[Part of a data file]
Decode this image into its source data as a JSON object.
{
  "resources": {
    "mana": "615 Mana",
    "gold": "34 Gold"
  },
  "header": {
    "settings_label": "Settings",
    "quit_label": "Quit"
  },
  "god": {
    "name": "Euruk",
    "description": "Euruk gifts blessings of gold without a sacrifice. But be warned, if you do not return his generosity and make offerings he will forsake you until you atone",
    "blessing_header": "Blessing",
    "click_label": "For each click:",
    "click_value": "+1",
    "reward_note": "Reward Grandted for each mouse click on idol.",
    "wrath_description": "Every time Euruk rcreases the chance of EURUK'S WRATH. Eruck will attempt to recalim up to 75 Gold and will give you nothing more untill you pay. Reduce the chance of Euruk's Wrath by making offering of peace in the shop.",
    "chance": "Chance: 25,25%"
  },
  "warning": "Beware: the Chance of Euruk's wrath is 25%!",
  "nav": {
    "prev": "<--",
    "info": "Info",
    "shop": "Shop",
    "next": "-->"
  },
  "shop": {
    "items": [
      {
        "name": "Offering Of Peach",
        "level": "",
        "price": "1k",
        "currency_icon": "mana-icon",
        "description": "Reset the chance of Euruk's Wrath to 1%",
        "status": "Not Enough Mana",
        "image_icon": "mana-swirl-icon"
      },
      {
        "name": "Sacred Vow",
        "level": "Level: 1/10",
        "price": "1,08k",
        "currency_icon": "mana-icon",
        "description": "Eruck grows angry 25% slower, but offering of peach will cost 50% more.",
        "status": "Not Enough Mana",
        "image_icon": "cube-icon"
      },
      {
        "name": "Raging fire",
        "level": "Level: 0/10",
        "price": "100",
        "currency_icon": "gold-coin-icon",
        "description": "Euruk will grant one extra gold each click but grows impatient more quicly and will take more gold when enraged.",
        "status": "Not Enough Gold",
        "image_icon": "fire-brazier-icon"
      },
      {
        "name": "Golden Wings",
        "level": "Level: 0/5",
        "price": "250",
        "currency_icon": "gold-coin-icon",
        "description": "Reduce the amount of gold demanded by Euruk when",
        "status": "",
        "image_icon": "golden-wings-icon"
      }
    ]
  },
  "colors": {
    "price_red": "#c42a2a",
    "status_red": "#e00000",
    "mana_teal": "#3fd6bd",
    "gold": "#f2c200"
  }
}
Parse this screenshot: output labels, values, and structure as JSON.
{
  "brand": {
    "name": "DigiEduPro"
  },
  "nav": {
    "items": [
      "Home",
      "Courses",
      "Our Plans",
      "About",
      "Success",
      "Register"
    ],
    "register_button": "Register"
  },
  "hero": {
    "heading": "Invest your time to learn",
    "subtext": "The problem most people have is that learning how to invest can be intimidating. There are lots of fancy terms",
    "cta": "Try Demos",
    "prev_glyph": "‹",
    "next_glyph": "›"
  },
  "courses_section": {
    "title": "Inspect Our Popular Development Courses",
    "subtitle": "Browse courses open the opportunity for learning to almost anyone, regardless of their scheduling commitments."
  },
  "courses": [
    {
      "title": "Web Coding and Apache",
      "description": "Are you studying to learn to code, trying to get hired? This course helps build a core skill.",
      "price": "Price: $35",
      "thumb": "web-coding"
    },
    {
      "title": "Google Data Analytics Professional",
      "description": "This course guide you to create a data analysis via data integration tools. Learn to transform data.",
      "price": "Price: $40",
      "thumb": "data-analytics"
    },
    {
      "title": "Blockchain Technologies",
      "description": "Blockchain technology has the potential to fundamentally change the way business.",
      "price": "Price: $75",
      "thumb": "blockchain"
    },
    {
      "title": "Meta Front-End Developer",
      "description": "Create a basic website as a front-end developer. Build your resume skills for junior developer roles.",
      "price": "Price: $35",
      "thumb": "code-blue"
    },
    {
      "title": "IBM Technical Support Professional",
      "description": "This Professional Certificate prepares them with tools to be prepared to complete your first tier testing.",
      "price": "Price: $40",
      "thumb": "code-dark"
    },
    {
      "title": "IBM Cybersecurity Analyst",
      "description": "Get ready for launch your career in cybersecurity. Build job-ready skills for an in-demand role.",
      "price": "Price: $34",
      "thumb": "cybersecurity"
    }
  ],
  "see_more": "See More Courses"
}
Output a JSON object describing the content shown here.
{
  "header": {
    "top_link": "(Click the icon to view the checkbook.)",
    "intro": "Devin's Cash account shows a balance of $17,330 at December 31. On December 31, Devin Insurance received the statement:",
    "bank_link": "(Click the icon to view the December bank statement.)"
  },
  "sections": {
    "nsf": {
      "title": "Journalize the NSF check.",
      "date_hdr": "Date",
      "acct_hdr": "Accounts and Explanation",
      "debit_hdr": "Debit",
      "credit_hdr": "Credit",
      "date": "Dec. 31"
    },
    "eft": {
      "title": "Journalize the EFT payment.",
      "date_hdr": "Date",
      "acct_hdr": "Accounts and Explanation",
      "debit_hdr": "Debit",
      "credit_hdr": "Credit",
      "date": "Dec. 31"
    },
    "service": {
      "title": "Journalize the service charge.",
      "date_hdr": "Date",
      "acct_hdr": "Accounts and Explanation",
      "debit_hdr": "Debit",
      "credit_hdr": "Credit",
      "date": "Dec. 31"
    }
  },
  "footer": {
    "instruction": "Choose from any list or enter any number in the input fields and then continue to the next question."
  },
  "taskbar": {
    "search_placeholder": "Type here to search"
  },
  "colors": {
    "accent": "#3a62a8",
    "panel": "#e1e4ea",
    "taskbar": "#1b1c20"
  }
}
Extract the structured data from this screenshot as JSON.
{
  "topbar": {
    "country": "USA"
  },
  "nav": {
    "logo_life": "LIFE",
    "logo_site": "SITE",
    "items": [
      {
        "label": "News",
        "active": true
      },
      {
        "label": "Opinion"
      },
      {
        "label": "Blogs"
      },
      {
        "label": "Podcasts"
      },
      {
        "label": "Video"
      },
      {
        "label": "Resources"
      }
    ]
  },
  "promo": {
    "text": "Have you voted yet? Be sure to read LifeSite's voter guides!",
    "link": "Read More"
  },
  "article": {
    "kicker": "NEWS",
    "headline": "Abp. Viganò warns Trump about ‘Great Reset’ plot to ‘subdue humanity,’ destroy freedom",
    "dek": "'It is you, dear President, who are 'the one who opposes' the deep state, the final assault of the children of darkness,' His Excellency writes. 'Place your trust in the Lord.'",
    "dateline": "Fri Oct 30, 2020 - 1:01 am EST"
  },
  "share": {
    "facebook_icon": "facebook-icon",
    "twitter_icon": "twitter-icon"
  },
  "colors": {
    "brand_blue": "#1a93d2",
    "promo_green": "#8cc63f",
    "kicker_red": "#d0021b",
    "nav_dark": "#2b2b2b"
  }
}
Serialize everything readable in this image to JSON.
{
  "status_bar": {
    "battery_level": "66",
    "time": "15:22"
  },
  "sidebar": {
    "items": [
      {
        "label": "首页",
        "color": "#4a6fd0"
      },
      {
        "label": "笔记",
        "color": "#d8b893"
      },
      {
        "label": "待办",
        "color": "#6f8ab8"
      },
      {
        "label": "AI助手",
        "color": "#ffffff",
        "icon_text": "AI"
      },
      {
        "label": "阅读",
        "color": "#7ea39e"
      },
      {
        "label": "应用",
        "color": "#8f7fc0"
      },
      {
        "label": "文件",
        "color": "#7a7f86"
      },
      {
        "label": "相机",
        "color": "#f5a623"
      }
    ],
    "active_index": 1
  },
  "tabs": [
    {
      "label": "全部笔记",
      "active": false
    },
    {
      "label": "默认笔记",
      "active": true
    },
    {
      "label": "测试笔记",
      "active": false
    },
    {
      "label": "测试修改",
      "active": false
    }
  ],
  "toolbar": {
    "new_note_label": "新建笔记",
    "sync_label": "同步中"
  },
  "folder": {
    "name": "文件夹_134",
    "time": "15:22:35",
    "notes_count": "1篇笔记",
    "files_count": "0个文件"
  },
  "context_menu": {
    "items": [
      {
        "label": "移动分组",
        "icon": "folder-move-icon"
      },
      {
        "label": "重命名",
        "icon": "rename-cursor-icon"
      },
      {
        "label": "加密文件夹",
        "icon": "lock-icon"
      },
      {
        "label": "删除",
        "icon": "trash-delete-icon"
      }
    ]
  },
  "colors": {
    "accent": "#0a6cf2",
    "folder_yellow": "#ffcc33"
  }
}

To do → Collect the complete line wherever the string "service" appears in the records.

Answer to the problem →
    "service": {
      "title": "Journalize the service charge.",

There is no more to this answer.